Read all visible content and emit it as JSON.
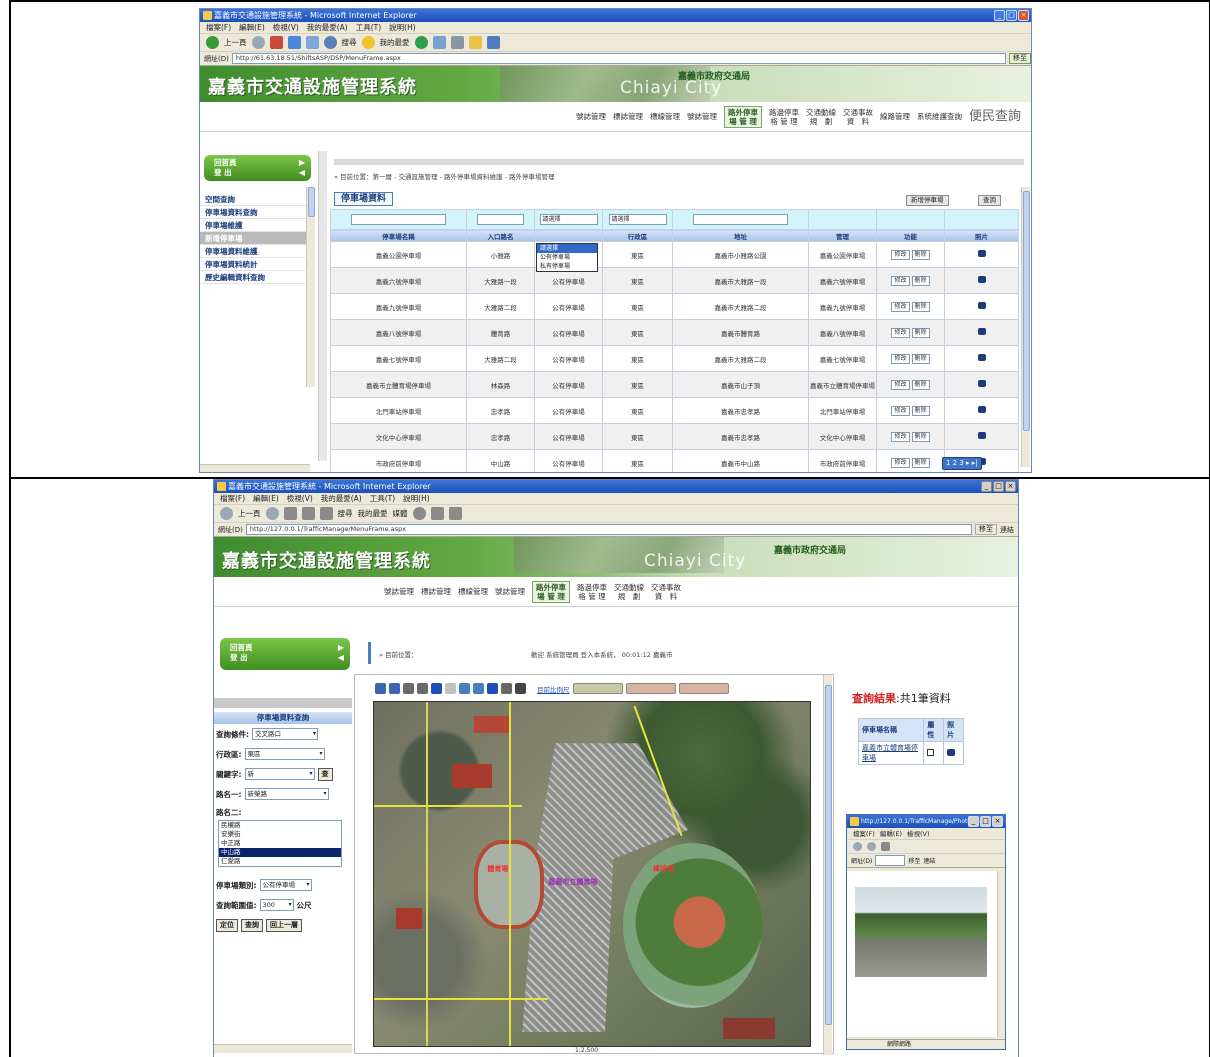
{
  "screenshot1": {
    "window_title": "嘉義市交通設施管理系統 - Microsoft Internet Explorer",
    "menu": [
      "檔案(F)",
      "編輯(E)",
      "檢視(V)",
      "我的最愛(A)",
      "工具(T)",
      "說明(H)"
    ],
    "toolbar": {
      "back": "上一頁",
      "search": "搜尋",
      "favorites": "我的最愛"
    },
    "address_label": "網址(D)",
    "address": "http://61.63.18.51/ShiftsASP/DSP/MenuFrame.aspx",
    "go_label": "移至",
    "site_title": "嘉義市交通設施管理系統",
    "city_label": "Chiayi City",
    "gov_label": "嘉義市政府交通局",
    "nav": [
      "號誌管理",
      "標誌管理",
      "標線管理",
      "號誌管理",
      "路外停車\n場 管 理",
      "路邊停車\n格 管 理",
      "交通動線\n規　劃",
      "交通事故\n資　料",
      "線路管理",
      "系統維護查詢",
      "便民查詢"
    ],
    "home": {
      "back": "回首頁",
      "logout": "登 出"
    },
    "sidebar": [
      "空間查詢",
      "停車場資料查詢",
      "停車場維護",
      "新增停車場",
      "停車場資料維護",
      "停車場資料統計",
      "歷史編輯資料查詢"
    ],
    "breadcrumb": "» 目前位置：第一層 - 交通設施管理 - 路外停車場資料維護 - 路外停車場管理",
    "grid_title": "停車場資料",
    "buttons": {
      "add": "新增停車場",
      "search": "查詢"
    },
    "filter_select_1": "請選擇",
    "filter_select_2": "請選擇",
    "dropdown_options": [
      "請選擇",
      "公有停車場",
      "私有停車場"
    ],
    "columns": [
      "停車場名稱",
      "入口路名",
      "",
      "行政區",
      "地址",
      "管理",
      "功能",
      "照片"
    ],
    "rows": [
      {
        "name": "嘉義公園停車場",
        "entry": "小雅路",
        "type": "",
        "district": "東區",
        "address": "嘉義市小雅路公園",
        "manager": "嘉義公園停車場"
      },
      {
        "name": "嘉義六號停車場",
        "entry": "大雅路一段",
        "type": "公有停車場",
        "district": "東區",
        "address": "嘉義市大雅路一段",
        "manager": "嘉義六號停車場"
      },
      {
        "name": "嘉義九號停車場",
        "entry": "大雅路二段",
        "type": "公有停車場",
        "district": "東區",
        "address": "嘉義市大雅路二段",
        "manager": "嘉義九號停車場"
      },
      {
        "name": "嘉義八號停車場",
        "entry": "體育路",
        "type": "公有停車場",
        "district": "東區",
        "address": "嘉義市體育路",
        "manager": "嘉義八號停車場"
      },
      {
        "name": "嘉義七號停車場",
        "entry": "大雅路二段",
        "type": "公有停車場",
        "district": "東區",
        "address": "嘉義市大雅路二段",
        "manager": "嘉義七號停車場"
      },
      {
        "name": "嘉義市立體育場停車場",
        "entry": "林森路",
        "type": "公有停車場",
        "district": "東區",
        "address": "嘉義市山子頂",
        "manager": "嘉義市立體育場停車場"
      },
      {
        "name": "北門車站停車場",
        "entry": "忠孝路",
        "type": "公有停車場",
        "district": "東區",
        "address": "嘉義市忠孝路",
        "manager": "北門車站停車場"
      },
      {
        "name": "文化中心停車場",
        "entry": "忠孝路",
        "type": "公有停車場",
        "district": "東區",
        "address": "嘉義市忠孝路",
        "manager": "文化中心停車場"
      },
      {
        "name": "市政府前停車場",
        "entry": "中山路",
        "type": "公有停車場",
        "district": "東區",
        "address": "嘉義市中山路",
        "manager": "市政府前停車場"
      }
    ],
    "row_actions": {
      "edit": "修改",
      "delete": "刪除"
    },
    "pager": "1 2 3 ▸ ▸|"
  },
  "screenshot2": {
    "window_title": "嘉義市交通設施管理系統 - Microsoft Internet Explorer",
    "menu": [
      "檔案(F)",
      "編輯(E)",
      "檢視(V)",
      "我的最愛(A)",
      "工具(T)",
      "說明(H)"
    ],
    "toolbar": {
      "back": "上一頁",
      "search": "搜尋",
      "favorites": "我的最愛",
      "media": "媒體"
    },
    "address_label": "網址(D)",
    "address": "http://127.0.0.1/TrafficManage/MenuFrame.aspx",
    "go_label": "移至",
    "links_label": "連結",
    "site_title": "嘉義市交通設施管理系統",
    "city_label": "Chiayi City",
    "gov_label": "嘉義市政府交通局",
    "nav": [
      "號誌管理",
      "標誌管理",
      "標線管理",
      "號誌管理",
      "路外停車\n場 管 理",
      "路邊停車\n格 管 理",
      "交通動線\n規　劃",
      "交通事故\n資　料"
    ],
    "home": {
      "back": "回首頁",
      "logout": "登 出"
    },
    "breadcrumb": "» 目前位置：",
    "welcome": "歡迎 系統管理員 登入本系統， 00:01:12 嘉義市",
    "query_panel_title": "停車場資料查詢",
    "query_condition_label": "查詢條件:",
    "query_condition_value": "交叉路口",
    "district_label": "行政區:",
    "district_value": "東區",
    "keyword_label": "關鍵字:",
    "keyword_value": "新",
    "keyword_btn": "查",
    "road1_label": "路名一:",
    "road1_value": "新榮路",
    "road2_label": "路名二:",
    "road2_options": [
      "民權路",
      "安樂街",
      "中正路",
      "中山路",
      "仁愛路"
    ],
    "road2_selected_index": 3,
    "lot_type_label": "停車場類別:",
    "lot_type_value": "公有停車場",
    "radius_label": "查詢範圍值:",
    "radius_value": "300",
    "radius_unit": "公尺",
    "btn_locate": "定位",
    "btn_query": "查詢",
    "btn_prev": "回上一層",
    "map_scale_label": "目前比例尺",
    "map_labels": [
      "體育場",
      "嘉義市立體育場",
      "棒球場"
    ],
    "result_title": "查詢結果",
    "result_count": ":共1筆資料",
    "result_columns": [
      "停車場名稱",
      "屬性",
      "照片"
    ],
    "result_rows": [
      {
        "name": "嘉義市立體育場停車場"
      }
    ],
    "popup_title": "http://127.0.0.1/TrafficManage/Photo.aspx",
    "popup_menu": [
      "檔案(F)",
      "編輯(E)",
      "檢視(V)"
    ],
    "popup_address_label": "網址(D)",
    "popup_go": "移至",
    "popup_links": "連結",
    "map_bottom_scale": "1:2,500",
    "status_local": "網際網路"
  }
}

### Your objective
Which lines in the records above contain the string "http"? Copy each one.

### Exercise response
    "address": "http://61.63.18.51/ShiftsASP/DSP/MenuFrame.aspx",
    "address": "http://127.0.0.1/TrafficManage/MenuFrame.aspx",
    "popup_title": "http://127.0.0.1/TrafficManage/Photo.aspx",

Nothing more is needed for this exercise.